Written task — Pictures are not part of the copy; repeat everything else in the records exactly.

<<<<

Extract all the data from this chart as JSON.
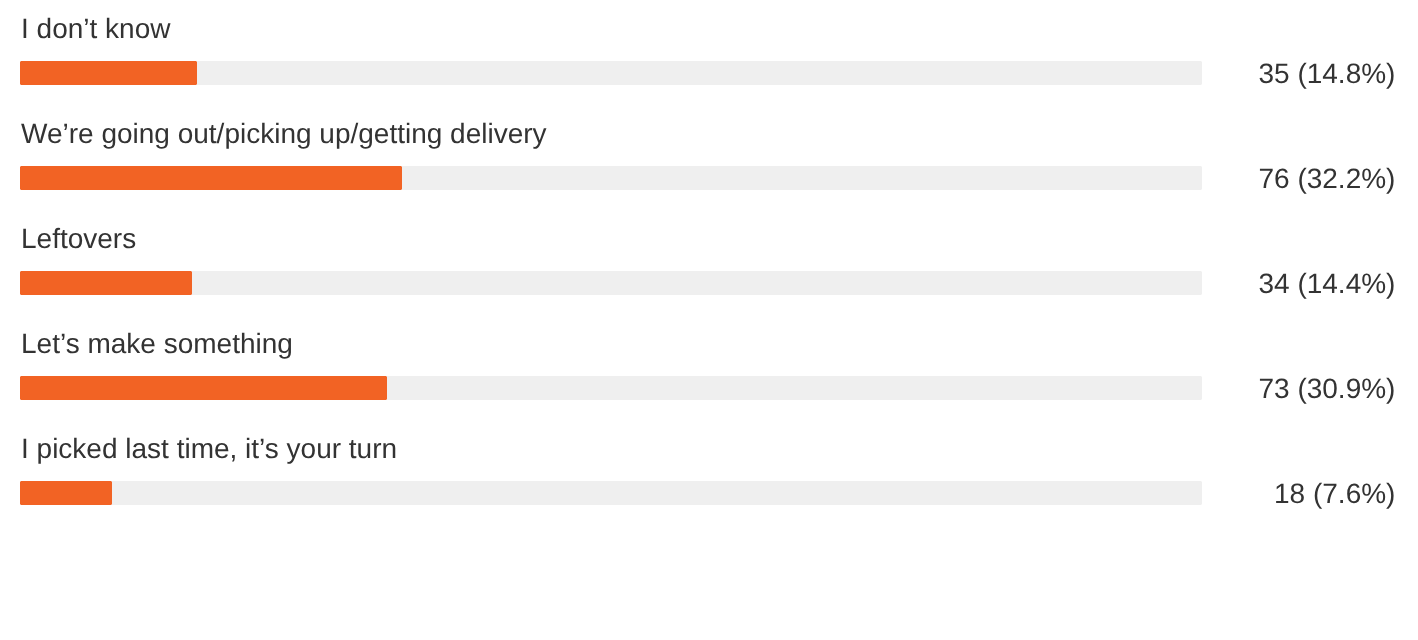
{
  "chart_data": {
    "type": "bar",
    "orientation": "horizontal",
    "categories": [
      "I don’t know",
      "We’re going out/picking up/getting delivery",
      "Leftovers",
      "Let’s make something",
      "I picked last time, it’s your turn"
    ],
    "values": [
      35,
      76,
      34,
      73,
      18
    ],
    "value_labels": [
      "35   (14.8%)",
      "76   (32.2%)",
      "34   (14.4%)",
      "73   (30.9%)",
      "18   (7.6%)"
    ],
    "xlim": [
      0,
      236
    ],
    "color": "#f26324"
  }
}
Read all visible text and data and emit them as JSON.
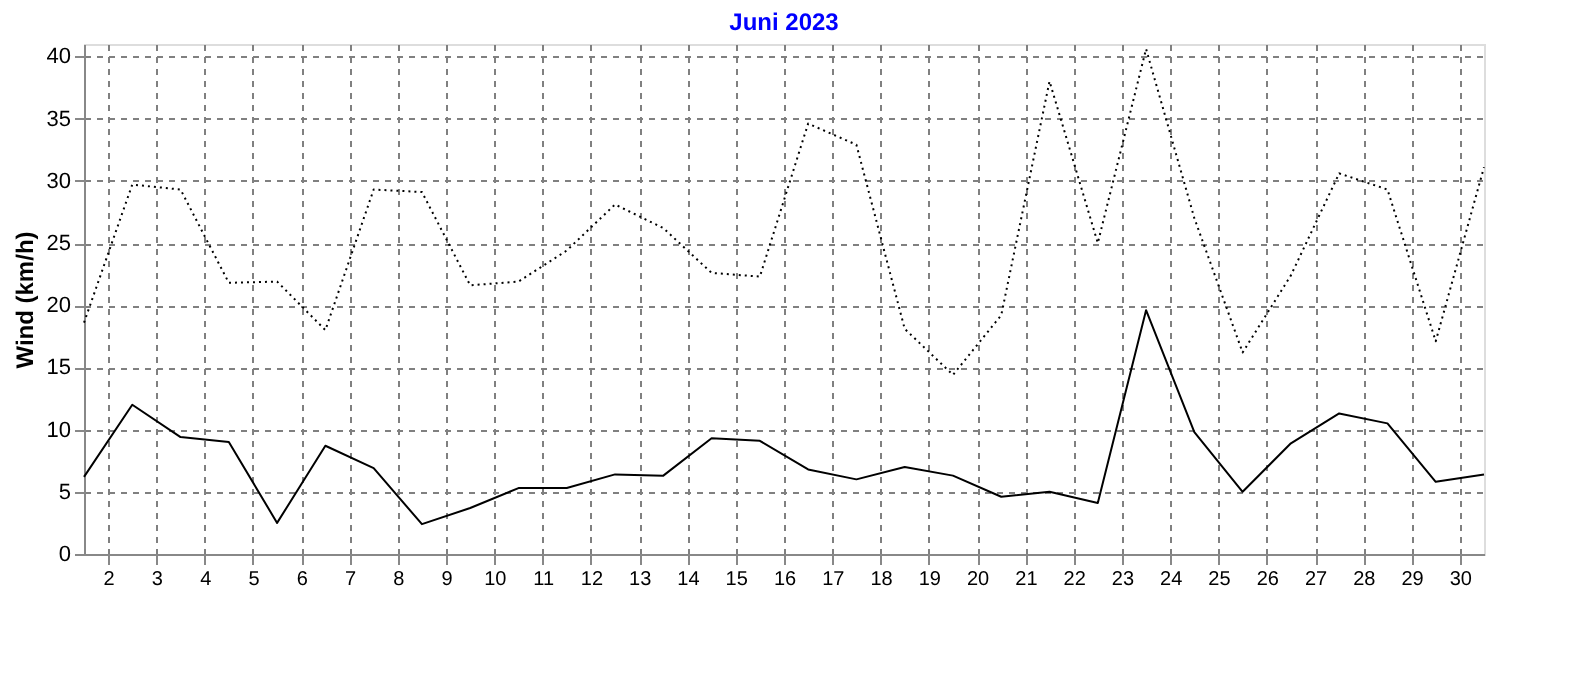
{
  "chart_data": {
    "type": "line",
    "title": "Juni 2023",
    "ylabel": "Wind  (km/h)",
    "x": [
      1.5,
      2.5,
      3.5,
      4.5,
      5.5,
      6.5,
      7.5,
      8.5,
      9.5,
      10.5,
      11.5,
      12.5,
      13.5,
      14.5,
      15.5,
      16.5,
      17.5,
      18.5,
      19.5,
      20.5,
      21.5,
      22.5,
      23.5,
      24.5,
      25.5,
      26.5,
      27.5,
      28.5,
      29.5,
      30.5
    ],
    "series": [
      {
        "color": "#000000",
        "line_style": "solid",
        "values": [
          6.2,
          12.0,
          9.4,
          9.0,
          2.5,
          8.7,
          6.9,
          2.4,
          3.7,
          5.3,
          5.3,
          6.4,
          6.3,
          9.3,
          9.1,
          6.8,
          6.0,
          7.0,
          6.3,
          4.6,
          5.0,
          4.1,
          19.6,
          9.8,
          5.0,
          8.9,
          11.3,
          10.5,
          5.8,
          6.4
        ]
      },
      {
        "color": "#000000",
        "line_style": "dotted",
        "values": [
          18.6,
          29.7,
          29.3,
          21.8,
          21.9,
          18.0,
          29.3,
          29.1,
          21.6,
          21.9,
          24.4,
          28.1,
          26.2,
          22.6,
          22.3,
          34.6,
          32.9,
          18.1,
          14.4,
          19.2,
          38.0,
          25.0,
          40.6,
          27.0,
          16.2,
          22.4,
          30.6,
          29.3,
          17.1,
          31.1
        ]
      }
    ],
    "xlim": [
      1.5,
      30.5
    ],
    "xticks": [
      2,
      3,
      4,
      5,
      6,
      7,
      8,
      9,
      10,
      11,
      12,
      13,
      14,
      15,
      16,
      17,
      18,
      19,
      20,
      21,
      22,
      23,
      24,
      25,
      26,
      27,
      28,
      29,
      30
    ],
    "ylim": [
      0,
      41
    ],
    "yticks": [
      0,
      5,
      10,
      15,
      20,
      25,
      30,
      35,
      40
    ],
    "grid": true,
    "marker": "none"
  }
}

>>>>

Result below —
Extract all the data from this chart as JSON.
{
  "chart_data": {
    "type": "bar",
    "orientation": "horizontal",
    "categories": [
      "I don’t know",
      "We’re going out/picking up/getting delivery",
      "Leftovers",
      "Let’s make something",
      "I picked last time, it’s your turn"
    ],
    "values": [
      35,
      76,
      34,
      73,
      18
    ],
    "value_labels": [
      "35   (14.8%)",
      "76   (32.2%)",
      "34   (14.4%)",
      "73   (30.9%)",
      "18   (7.6%)"
    ],
    "xlim": [
      0,
      236
    ],
    "color": "#f26324"
  }
}
Read all visible text and data and emit them as JSON.
{
  "chart_data": {
    "type": "line",
    "title": "Juni 2023",
    "ylabel": "Wind  (km/h)",
    "x": [
      1.5,
      2.5,
      3.5,
      4.5,
      5.5,
      6.5,
      7.5,
      8.5,
      9.5,
      10.5,
      11.5,
      12.5,
      13.5,
      14.5,
      15.5,
      16.5,
      17.5,
      18.5,
      19.5,
      20.5,
      21.5,
      22.5,
      23.5,
      24.5,
      25.5,
      26.5,
      27.5,
      28.5,
      29.5,
      30.5
    ],
    "series": [
      {
        "color": "#000000",
        "line_style": "solid",
        "values": [
          6.2,
          12.0,
          9.4,
          9.0,
          2.5,
          8.7,
          6.9,
          2.4,
          3.7,
          5.3,
          5.3,
          6.4,
          6.3,
          9.3,
          9.1,
          6.8,
          6.0,
          7.0,
          6.3,
          4.6,
          5.0,
          4.1,
          19.6,
          9.8,
          5.0,
          8.9,
          11.3,
          10.5,
          5.8,
          6.4
        ]
      },
      {
        "color": "#000000",
        "line_style": "dotted",
        "values": [
          18.6,
          29.7,
          29.3,
          21.8,
          21.9,
          18.0,
          29.3,
          29.1,
          21.6,
          21.9,
          24.4,
          28.1,
          26.2,
          22.6,
          22.3,
          34.6,
          32.9,
          18.1,
          14.4,
          19.2,
          38.0,
          25.0,
          40.6,
          27.0,
          16.2,
          22.4,
          30.6,
          29.3,
          17.1,
          31.1
        ]
      }
    ],
    "xlim": [
      1.5,
      30.5
    ],
    "xticks": [
      2,
      3,
      4,
      5,
      6,
      7,
      8,
      9,
      10,
      11,
      12,
      13,
      14,
      15,
      16,
      17,
      18,
      19,
      20,
      21,
      22,
      23,
      24,
      25,
      26,
      27,
      28,
      29,
      30
    ],
    "ylim": [
      0,
      41
    ],
    "yticks": [
      0,
      5,
      10,
      15,
      20,
      25,
      30,
      35,
      40
    ],
    "grid": true,
    "marker": "none"
  }
}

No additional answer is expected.